▶ [Stated problem]:
Each entry below should be returned exactly as is, with the pictures removed.

━━━ Data provided ━━━

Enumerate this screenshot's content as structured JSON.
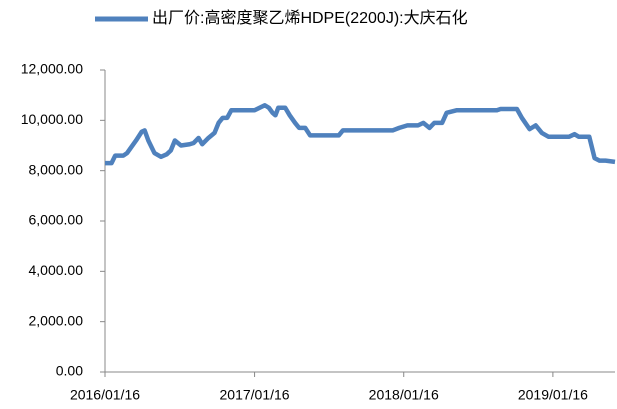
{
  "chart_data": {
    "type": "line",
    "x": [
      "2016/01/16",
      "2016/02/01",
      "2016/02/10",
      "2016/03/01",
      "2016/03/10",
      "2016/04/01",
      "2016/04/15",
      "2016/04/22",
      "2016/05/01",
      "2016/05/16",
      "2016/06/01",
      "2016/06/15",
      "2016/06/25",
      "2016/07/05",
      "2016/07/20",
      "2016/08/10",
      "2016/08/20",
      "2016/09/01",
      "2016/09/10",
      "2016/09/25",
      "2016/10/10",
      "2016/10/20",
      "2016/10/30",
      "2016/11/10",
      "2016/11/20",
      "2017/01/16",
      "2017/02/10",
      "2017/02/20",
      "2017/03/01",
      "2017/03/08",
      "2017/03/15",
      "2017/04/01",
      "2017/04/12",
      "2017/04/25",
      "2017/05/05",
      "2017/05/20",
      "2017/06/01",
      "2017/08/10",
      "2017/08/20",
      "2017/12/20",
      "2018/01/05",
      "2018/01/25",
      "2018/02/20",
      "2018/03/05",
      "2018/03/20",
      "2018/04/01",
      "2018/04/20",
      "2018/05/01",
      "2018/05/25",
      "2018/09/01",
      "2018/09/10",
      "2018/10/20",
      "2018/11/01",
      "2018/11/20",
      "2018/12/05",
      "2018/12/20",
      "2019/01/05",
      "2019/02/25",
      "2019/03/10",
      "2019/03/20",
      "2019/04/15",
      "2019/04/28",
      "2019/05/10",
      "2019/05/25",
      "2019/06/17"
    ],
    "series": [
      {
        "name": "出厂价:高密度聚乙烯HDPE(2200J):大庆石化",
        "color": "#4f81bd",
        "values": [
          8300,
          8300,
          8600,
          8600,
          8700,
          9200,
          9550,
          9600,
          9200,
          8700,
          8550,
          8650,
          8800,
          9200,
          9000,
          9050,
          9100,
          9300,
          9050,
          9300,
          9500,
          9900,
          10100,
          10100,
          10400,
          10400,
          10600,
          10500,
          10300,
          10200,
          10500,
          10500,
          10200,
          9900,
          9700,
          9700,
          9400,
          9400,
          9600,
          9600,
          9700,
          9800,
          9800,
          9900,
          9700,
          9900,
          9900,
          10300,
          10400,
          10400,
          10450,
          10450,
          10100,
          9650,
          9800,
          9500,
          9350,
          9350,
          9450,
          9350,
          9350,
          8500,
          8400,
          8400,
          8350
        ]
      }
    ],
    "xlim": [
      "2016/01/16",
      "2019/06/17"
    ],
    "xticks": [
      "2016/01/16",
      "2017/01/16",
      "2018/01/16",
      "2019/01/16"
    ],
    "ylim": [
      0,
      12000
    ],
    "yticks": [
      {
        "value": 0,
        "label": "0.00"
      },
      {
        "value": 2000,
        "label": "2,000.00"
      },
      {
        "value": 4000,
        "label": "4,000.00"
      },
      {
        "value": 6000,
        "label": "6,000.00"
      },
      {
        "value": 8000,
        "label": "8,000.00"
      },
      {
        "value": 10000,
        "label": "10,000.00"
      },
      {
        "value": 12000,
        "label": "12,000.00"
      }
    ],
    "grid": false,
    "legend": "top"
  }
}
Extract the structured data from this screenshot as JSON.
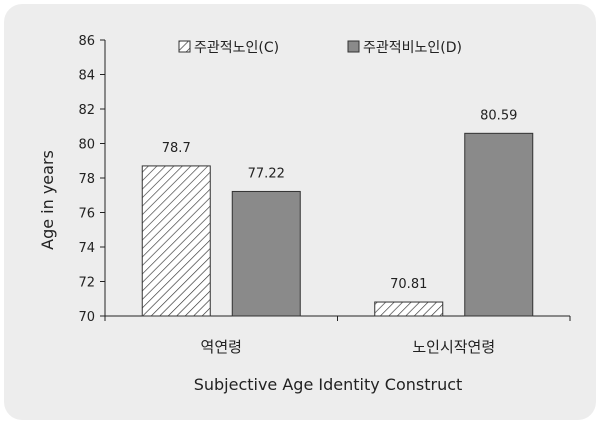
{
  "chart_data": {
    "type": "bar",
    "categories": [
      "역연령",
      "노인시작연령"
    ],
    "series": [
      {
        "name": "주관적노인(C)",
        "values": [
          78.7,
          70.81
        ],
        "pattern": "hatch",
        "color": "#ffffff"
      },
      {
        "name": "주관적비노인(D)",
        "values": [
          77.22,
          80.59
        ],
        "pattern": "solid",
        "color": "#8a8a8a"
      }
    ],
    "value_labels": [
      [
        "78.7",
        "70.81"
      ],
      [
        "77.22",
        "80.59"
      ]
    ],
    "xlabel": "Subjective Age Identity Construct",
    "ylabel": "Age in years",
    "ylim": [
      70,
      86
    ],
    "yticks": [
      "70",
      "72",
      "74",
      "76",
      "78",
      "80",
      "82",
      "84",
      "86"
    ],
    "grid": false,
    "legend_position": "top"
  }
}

━━━

▶ [The answer]:
Enumerate this screenshot's content as structured JSON.
{
  "chart_data": {
    "type": "line",
    "x": [
      "2016/01/16",
      "2016/02/01",
      "2016/02/10",
      "2016/03/01",
      "2016/03/10",
      "2016/04/01",
      "2016/04/15",
      "2016/04/22",
      "2016/05/01",
      "2016/05/16",
      "2016/06/01",
      "2016/06/15",
      "2016/06/25",
      "2016/07/05",
      "2016/07/20",
      "2016/08/10",
      "2016/08/20",
      "2016/09/01",
      "2016/09/10",
      "2016/09/25",
      "2016/10/10",
      "2016/10/20",
      "2016/10/30",
      "2016/11/10",
      "2016/11/20",
      "2017/01/16",
      "2017/02/10",
      "2017/02/20",
      "2017/03/01",
      "2017/03/08",
      "2017/03/15",
      "2017/04/01",
      "2017/04/12",
      "2017/04/25",
      "2017/05/05",
      "2017/05/20",
      "2017/06/01",
      "2017/08/10",
      "2017/08/20",
      "2017/12/20",
      "2018/01/05",
      "2018/01/25",
      "2018/02/20",
      "2018/03/05",
      "2018/03/20",
      "2018/04/01",
      "2018/04/20",
      "2018/05/01",
      "2018/05/25",
      "2018/09/01",
      "2018/09/10",
      "2018/10/20",
      "2018/11/01",
      "2018/11/20",
      "2018/12/05",
      "2018/12/20",
      "2019/01/05",
      "2019/02/25",
      "2019/03/10",
      "2019/03/20",
      "2019/04/15",
      "2019/04/28",
      "2019/05/10",
      "2019/05/25",
      "2019/06/17"
    ],
    "series": [
      {
        "name": "出厂价:高密度聚乙烯HDPE(2200J):大庆石化",
        "color": "#4f81bd",
        "values": [
          8300,
          8300,
          8600,
          8600,
          8700,
          9200,
          9550,
          9600,
          9200,
          8700,
          8550,
          8650,
          8800,
          9200,
          9000,
          9050,
          9100,
          9300,
          9050,
          9300,
          9500,
          9900,
          10100,
          10100,
          10400,
          10400,
          10600,
          10500,
          10300,
          10200,
          10500,
          10500,
          10200,
          9900,
          9700,
          9700,
          9400,
          9400,
          9600,
          9600,
          9700,
          9800,
          9800,
          9900,
          9700,
          9900,
          9900,
          10300,
          10400,
          10400,
          10450,
          10450,
          10100,
          9650,
          9800,
          9500,
          9350,
          9350,
          9450,
          9350,
          9350,
          8500,
          8400,
          8400,
          8350
        ]
      }
    ],
    "xlim": [
      "2016/01/16",
      "2019/06/17"
    ],
    "xticks": [
      "2016/01/16",
      "2017/01/16",
      "2018/01/16",
      "2019/01/16"
    ],
    "ylim": [
      0,
      12000
    ],
    "yticks": [
      {
        "value": 0,
        "label": "0.00"
      },
      {
        "value": 2000,
        "label": "2,000.00"
      },
      {
        "value": 4000,
        "label": "4,000.00"
      },
      {
        "value": 6000,
        "label": "6,000.00"
      },
      {
        "value": 8000,
        "label": "8,000.00"
      },
      {
        "value": 10000,
        "label": "10,000.00"
      },
      {
        "value": 12000,
        "label": "12,000.00"
      }
    ],
    "grid": false,
    "legend": "top"
  }
}
Extract the structured data from this screenshot as JSON.
{
  "chart_data": {
    "type": "bar",
    "categories": [
      "역연령",
      "노인시작연령"
    ],
    "series": [
      {
        "name": "주관적노인(C)",
        "values": [
          78.7,
          70.81
        ],
        "pattern": "hatch",
        "color": "#ffffff"
      },
      {
        "name": "주관적비노인(D)",
        "values": [
          77.22,
          80.59
        ],
        "pattern": "solid",
        "color": "#8a8a8a"
      }
    ],
    "value_labels": [
      [
        "78.7",
        "70.81"
      ],
      [
        "77.22",
        "80.59"
      ]
    ],
    "xlabel": "Subjective Age Identity Construct",
    "ylabel": "Age in years",
    "ylim": [
      70,
      86
    ],
    "yticks": [
      "70",
      "72",
      "74",
      "76",
      "78",
      "80",
      "82",
      "84",
      "86"
    ],
    "grid": false,
    "legend_position": "top"
  }
}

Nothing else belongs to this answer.